__Aim__: Only the number is wanted: count the lines in the data with "image" in them.
[start]
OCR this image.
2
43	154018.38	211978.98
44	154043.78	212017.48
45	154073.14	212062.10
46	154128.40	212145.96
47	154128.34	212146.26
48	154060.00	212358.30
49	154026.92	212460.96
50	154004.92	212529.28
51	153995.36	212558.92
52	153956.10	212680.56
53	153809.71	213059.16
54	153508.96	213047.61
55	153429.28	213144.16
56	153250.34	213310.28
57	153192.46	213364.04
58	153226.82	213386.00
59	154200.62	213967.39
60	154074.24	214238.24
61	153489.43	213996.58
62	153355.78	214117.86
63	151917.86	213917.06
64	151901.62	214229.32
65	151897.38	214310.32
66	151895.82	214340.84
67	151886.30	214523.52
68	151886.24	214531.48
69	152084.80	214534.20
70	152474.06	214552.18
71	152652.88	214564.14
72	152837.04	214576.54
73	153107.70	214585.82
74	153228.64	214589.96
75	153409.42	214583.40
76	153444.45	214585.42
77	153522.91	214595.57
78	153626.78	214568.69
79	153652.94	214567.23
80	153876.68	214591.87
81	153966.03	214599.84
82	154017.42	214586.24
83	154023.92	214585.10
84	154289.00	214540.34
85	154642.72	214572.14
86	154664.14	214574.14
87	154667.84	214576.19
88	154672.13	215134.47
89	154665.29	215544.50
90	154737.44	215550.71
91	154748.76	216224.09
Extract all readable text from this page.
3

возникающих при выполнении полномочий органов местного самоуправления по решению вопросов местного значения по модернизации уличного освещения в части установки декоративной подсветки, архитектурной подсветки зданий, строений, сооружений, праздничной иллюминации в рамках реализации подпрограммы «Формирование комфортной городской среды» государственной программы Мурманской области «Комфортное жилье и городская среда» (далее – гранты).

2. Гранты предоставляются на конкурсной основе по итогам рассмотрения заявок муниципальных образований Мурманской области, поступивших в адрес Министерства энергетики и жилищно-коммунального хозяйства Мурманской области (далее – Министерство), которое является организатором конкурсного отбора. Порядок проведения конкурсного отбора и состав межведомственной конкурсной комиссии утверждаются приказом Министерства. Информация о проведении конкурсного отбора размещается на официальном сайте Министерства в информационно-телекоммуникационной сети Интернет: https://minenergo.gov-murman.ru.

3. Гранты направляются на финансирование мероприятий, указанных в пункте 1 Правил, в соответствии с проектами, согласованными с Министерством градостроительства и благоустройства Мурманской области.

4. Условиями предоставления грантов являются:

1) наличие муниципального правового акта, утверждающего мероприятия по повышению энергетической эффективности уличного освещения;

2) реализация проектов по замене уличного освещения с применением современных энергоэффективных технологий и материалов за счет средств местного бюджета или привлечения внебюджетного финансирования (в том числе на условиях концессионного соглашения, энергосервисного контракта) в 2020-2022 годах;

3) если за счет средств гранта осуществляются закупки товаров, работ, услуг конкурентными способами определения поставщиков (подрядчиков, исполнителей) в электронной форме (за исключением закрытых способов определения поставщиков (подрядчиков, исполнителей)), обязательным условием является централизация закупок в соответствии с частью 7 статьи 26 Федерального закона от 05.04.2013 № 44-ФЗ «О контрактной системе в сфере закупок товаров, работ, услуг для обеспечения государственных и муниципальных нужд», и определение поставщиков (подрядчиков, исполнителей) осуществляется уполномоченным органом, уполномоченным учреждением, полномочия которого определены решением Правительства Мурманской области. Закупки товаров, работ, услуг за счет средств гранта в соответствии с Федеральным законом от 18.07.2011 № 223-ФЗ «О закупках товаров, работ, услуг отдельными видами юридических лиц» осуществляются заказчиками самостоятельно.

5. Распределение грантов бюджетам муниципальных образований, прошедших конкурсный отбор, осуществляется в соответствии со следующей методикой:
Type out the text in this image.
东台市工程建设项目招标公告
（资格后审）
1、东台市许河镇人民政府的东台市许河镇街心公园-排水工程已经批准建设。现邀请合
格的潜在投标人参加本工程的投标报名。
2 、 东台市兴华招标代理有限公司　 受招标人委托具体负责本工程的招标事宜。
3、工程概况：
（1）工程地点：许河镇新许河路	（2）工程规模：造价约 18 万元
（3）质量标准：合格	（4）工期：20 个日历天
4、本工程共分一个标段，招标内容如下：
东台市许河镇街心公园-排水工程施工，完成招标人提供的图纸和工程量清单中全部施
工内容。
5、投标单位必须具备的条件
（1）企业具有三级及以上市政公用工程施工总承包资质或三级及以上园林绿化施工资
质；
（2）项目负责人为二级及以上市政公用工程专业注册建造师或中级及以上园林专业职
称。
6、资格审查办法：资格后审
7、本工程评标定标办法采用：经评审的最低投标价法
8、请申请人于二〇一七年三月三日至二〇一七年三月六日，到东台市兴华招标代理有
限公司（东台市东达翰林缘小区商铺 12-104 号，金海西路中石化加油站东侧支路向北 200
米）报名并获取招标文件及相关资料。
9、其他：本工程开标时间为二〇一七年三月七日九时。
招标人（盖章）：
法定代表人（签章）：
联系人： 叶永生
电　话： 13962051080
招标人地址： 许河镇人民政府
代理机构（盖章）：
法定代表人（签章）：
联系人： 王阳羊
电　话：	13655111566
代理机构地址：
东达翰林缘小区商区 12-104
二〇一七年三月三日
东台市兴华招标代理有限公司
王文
[end]
__Output for this exercise__: 2